* [WHAT TO WORK ON] Reproduce all the lines below exactly and omit the images.

* [Dataset items]
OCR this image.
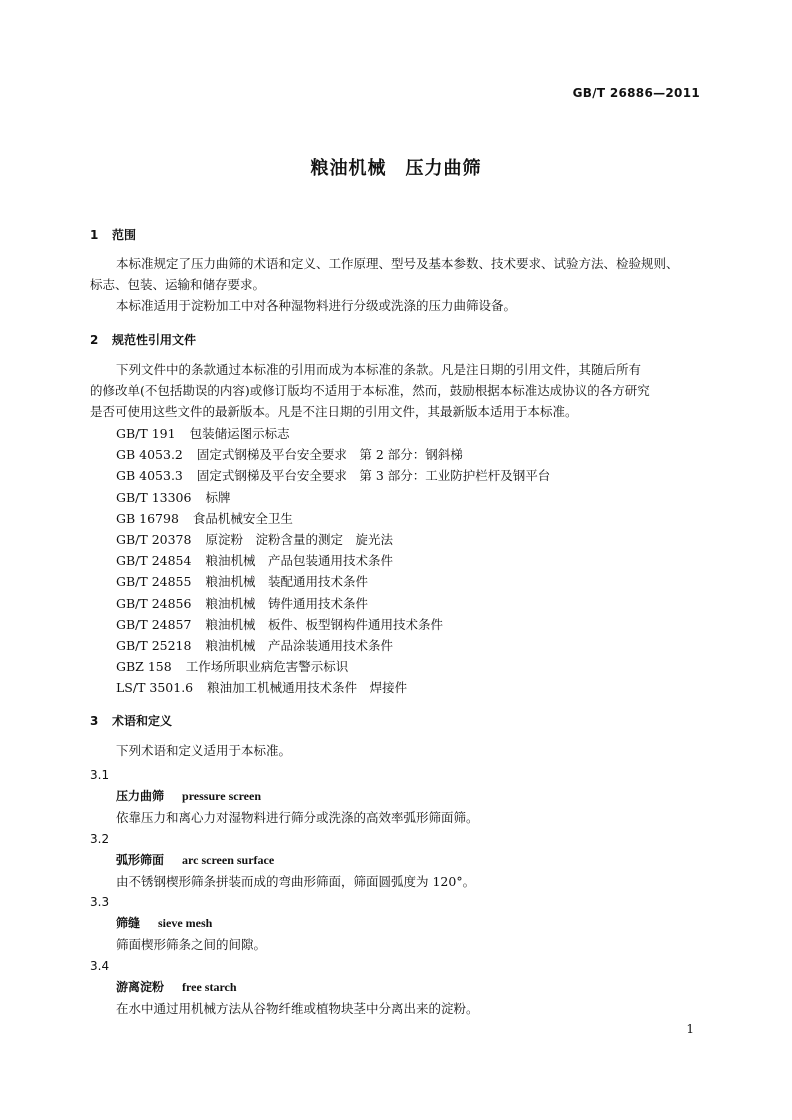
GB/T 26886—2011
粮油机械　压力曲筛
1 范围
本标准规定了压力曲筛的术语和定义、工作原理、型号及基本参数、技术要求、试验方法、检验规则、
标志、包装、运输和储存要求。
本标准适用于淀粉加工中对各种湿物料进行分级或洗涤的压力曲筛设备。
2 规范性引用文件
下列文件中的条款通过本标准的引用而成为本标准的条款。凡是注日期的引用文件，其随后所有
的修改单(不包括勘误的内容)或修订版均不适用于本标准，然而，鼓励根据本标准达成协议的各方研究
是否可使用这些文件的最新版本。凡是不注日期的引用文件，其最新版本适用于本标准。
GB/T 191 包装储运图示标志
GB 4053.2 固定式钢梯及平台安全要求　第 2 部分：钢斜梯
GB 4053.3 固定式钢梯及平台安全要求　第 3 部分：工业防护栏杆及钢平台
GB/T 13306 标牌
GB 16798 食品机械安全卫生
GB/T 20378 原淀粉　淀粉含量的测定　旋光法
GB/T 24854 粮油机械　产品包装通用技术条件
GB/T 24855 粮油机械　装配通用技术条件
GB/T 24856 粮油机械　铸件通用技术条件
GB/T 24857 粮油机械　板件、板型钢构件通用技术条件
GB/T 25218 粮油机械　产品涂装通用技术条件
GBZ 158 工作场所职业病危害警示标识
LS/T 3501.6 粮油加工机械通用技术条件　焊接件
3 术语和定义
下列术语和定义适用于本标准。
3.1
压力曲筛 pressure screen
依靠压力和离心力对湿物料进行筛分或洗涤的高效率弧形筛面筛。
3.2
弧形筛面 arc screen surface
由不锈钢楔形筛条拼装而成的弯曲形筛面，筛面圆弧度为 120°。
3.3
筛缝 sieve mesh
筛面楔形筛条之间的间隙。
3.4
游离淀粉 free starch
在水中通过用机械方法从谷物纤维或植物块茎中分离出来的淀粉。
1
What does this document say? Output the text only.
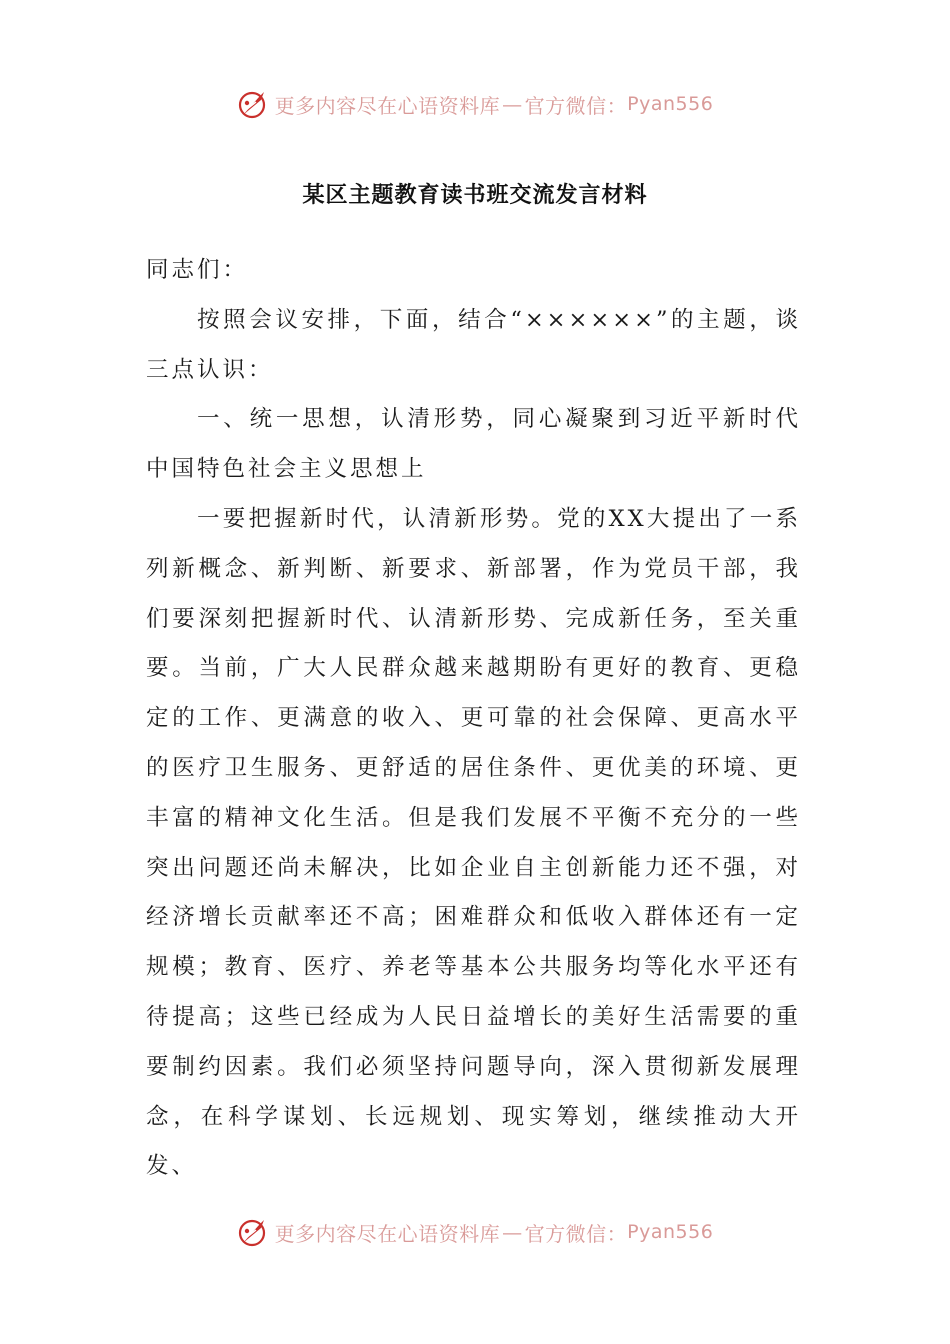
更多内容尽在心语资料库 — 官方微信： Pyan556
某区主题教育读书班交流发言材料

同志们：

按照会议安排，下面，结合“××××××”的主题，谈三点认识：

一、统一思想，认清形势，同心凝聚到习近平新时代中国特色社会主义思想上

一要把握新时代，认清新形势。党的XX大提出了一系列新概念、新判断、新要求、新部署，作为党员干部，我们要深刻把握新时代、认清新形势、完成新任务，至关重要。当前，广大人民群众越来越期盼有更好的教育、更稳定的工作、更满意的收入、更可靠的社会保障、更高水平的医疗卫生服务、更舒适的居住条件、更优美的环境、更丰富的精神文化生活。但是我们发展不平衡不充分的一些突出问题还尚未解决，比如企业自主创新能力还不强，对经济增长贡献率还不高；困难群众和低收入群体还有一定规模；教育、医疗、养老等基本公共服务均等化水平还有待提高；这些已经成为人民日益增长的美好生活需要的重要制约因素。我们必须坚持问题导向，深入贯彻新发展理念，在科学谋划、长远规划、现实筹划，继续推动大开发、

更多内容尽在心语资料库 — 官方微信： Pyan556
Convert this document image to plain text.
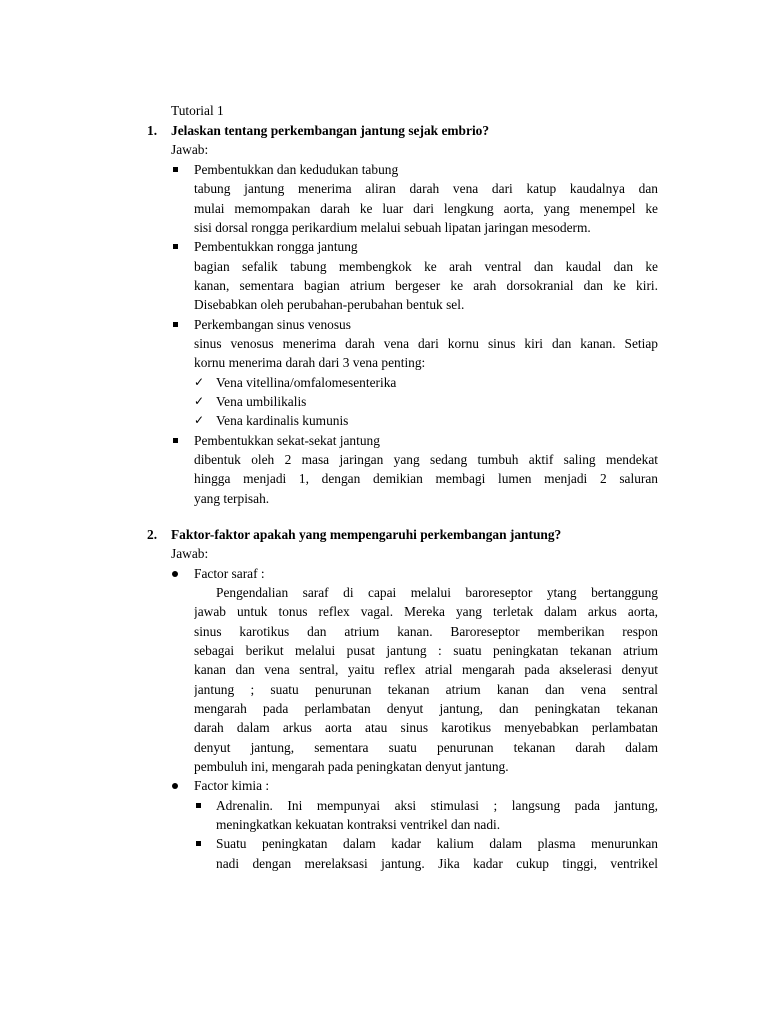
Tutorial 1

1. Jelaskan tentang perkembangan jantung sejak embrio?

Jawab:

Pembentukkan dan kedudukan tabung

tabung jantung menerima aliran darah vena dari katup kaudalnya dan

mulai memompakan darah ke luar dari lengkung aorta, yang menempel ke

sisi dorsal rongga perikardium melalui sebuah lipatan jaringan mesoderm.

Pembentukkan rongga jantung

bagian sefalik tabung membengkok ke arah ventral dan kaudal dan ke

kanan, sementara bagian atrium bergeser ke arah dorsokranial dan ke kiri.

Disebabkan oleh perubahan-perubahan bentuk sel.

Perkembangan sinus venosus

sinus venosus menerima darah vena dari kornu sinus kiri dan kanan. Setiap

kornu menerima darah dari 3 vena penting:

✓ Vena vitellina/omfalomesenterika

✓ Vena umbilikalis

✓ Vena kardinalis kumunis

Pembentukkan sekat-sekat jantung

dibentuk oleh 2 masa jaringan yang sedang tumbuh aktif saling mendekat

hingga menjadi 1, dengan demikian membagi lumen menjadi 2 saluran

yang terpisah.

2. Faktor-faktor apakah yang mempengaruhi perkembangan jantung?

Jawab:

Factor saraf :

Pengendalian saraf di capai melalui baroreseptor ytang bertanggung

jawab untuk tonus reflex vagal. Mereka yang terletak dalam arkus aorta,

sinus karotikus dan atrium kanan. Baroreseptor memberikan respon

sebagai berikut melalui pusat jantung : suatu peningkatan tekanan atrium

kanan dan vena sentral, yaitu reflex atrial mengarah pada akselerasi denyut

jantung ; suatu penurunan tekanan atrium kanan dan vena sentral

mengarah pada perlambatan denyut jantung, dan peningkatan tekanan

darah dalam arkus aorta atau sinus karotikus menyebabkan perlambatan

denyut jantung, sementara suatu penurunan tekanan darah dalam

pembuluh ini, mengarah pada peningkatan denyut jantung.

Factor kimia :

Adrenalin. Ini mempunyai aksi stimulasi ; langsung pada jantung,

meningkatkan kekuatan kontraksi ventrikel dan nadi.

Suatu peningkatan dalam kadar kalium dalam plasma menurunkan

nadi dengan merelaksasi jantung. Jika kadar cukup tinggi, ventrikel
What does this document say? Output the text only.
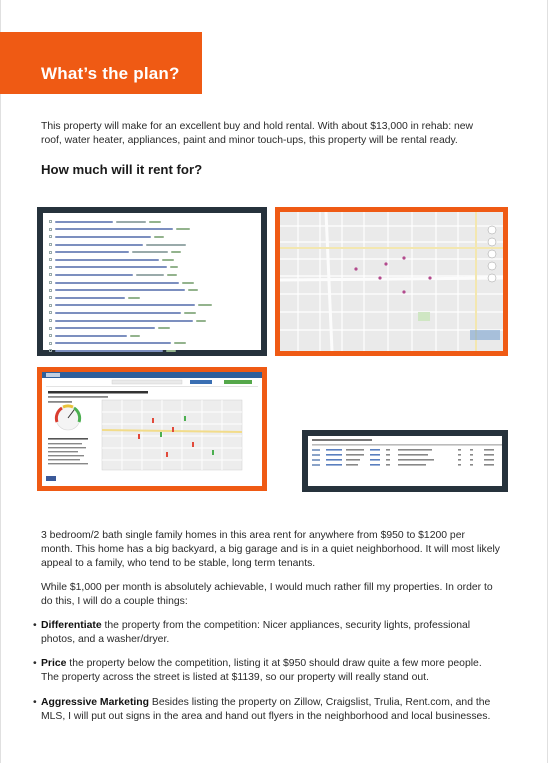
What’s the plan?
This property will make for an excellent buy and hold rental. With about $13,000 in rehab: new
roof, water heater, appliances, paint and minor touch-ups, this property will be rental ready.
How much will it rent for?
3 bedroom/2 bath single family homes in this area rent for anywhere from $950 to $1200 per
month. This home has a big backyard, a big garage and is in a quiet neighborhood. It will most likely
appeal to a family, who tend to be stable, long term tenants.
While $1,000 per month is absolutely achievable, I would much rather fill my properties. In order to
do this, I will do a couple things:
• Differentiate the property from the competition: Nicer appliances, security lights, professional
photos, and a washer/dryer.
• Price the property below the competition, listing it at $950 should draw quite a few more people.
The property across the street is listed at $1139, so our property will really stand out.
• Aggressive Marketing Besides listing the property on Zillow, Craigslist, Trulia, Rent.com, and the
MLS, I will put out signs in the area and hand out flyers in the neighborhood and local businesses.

* [SOLUTION TO THIS PROBLEM]
OCR this image.
GB/T 26886—2011
粮油机械　压力曲筛
1 范围
本标准规定了压力曲筛的术语和定义、工作原理、型号及基本参数、技术要求、试验方法、检验规则、
标志、包装、运输和储存要求。
本标准适用于淀粉加工中对各种湿物料进行分级或洗涤的压力曲筛设备。
2 规范性引用文件
下列文件中的条款通过本标准的引用而成为本标准的条款。凡是注日期的引用文件，其随后所有
的修改单(不包括勘误的内容)或修订版均不适用于本标准，然而，鼓励根据本标准达成协议的各方研究
是否可使用这些文件的最新版本。凡是不注日期的引用文件，其最新版本适用于本标准。
GB/T 191 包装储运图示标志
GB 4053.2 固定式钢梯及平台安全要求　第 2 部分：钢斜梯
GB 4053.3 固定式钢梯及平台安全要求　第 3 部分：工业防护栏杆及钢平台
GB/T 13306 标牌
GB 16798 食品机械安全卫生
GB/T 20378 原淀粉　淀粉含量的测定　旋光法
GB/T 24854 粮油机械　产品包装通用技术条件
GB/T 24855 粮油机械　装配通用技术条件
GB/T 24856 粮油机械　铸件通用技术条件
GB/T 24857 粮油机械　板件、板型钢构件通用技术条件
GB/T 25218 粮油机械　产品涂装通用技术条件
GBZ 158 工作场所职业病危害警示标识
LS/T 3501.6 粮油加工机械通用技术条件　焊接件
3 术语和定义
下列术语和定义适用于本标准。
3.1
压力曲筛 pressure screen
依靠压力和离心力对湿物料进行筛分或洗涤的高效率弧形筛面筛。
3.2
弧形筛面 arc screen surface
由不锈钢楔形筛条拼装而成的弯曲形筛面，筛面圆弧度为 120°。
3.3
筛缝 sieve mesh
筛面楔形筛条之间的间隙。
3.4
游离淀粉 free starch
在水中通过用机械方法从谷物纤维或植物块茎中分离出来的淀粉。
1
What does this document say? Output the text only.
更多内容尽在心语资料库 — 官方微信： Pyan556
某区主题教育读书班交流发言材料

同志们：

按照会议安排，下面，结合“××××××”的主题，谈三点认识：

一、统一思想，认清形势，同心凝聚到习近平新时代中国特色社会主义思想上

一要把握新时代，认清新形势。党的XX大提出了一系列新概念、新判断、新要求、新部署，作为党员干部，我们要深刻把握新时代、认清新形势、完成新任务，至关重要。当前，广大人民群众越来越期盼有更好的教育、更稳定的工作、更满意的收入、更可靠的社会保障、更高水平的医疗卫生服务、更舒适的居住条件、更优美的环境、更丰富的精神文化生活。但是我们发展不平衡不充分的一些突出问题还尚未解决，比如企业自主创新能力还不强，对经济增长贡献率还不高；困难群众和低收入群体还有一定规模；教育、医疗、养老等基本公共服务均等化水平还有待提高；这些已经成为人民日益增长的美好生活需要的重要制约因素。我们必须坚持问题导向，深入贯彻新发展理念，在科学谋划、长远规划、现实筹划，继续推动大开发、

更多内容尽在心语资料库 — 官方微信： Pyan556
Convert this document image to plain text.
Tutorial 1

1. Jelaskan tentang perkembangan jantung sejak embrio?

Jawab:

Pembentukkan dan kedudukan tabung

tabung jantung menerima aliran darah vena dari katup kaudalnya dan

mulai memompakan darah ke luar dari lengkung aorta, yang menempel ke

sisi dorsal rongga perikardium melalui sebuah lipatan jaringan mesoderm.

Pembentukkan rongga jantung

bagian sefalik tabung membengkok ke arah ventral dan kaudal dan ke

kanan, sementara bagian atrium bergeser ke arah dorsokranial dan ke kiri.

Disebabkan oleh perubahan-perubahan bentuk sel.

Perkembangan sinus venosus

sinus venosus menerima darah vena dari kornu sinus kiri dan kanan. Setiap

kornu menerima darah dari 3 vena penting:

✓ Vena vitellina/omfalomesenterika

✓ Vena umbilikalis

✓ Vena kardinalis kumunis

Pembentukkan sekat-sekat jantung

dibentuk oleh 2 masa jaringan yang sedang tumbuh aktif saling mendekat

hingga menjadi 1, dengan demikian membagi lumen menjadi 2 saluran

yang terpisah.

2. Faktor-faktor apakah yang mempengaruhi perkembangan jantung?

Jawab:

Factor saraf :

Pengendalian saraf di capai melalui baroreseptor ytang bertanggung

jawab untuk tonus reflex vagal. Mereka yang terletak dalam arkus aorta,

sinus karotikus dan atrium kanan. Baroreseptor memberikan respon

sebagai berikut melalui pusat jantung : suatu peningkatan tekanan atrium

kanan dan vena sentral, yaitu reflex atrial mengarah pada akselerasi denyut

jantung ; suatu penurunan tekanan atrium kanan dan vena sentral

mengarah pada perlambatan denyut jantung, dan peningkatan tekanan

darah dalam arkus aorta atau sinus karotikus menyebabkan perlambatan

denyut jantung, sementara suatu penurunan tekanan darah dalam

pembuluh ini, mengarah pada peningkatan denyut jantung.

Factor kimia :

Adrenalin. Ini mempunyai aksi stimulasi ; langsung pada jantung,

meningkatkan kekuatan kontraksi ventrikel dan nadi.

Suatu peningkatan dalam kadar kalium dalam plasma menurunkan

nadi dengan merelaksasi jantung. Jika kadar cukup tinggi, ventrikel
What does this document say? Output the text only.
What’s the plan?
This property will make for an excellent buy and hold rental. With about $13,000 in rehab: new
roof, water heater, appliances, paint and minor touch-ups, this property will be rental ready.
How much will it rent for?
3 bedroom/2 bath single family homes in this area rent for anywhere from $950 to $1200 per
month. This home has a big backyard, a big garage and is in a quiet neighborhood. It will most likely
appeal to a family, who tend to be stable, long term tenants.
While $1,000 per month is absolutely achievable, I would much rather fill my properties. In order to
do this, I will do a couple things:
• Differentiate the property from the competition: Nicer appliances, security lights, professional
photos, and a washer/dryer.
• Price the property below the competition, listing it at $950 should draw quite a few more people.
The property across the street is listed at $1139, so our property will really stand out.
• Aggressive Marketing Besides listing the property on Zillow, Craigslist, Trulia, Rent.com, and the
MLS, I will put out signs in the area and hand out flyers in the neighborhood and local businesses.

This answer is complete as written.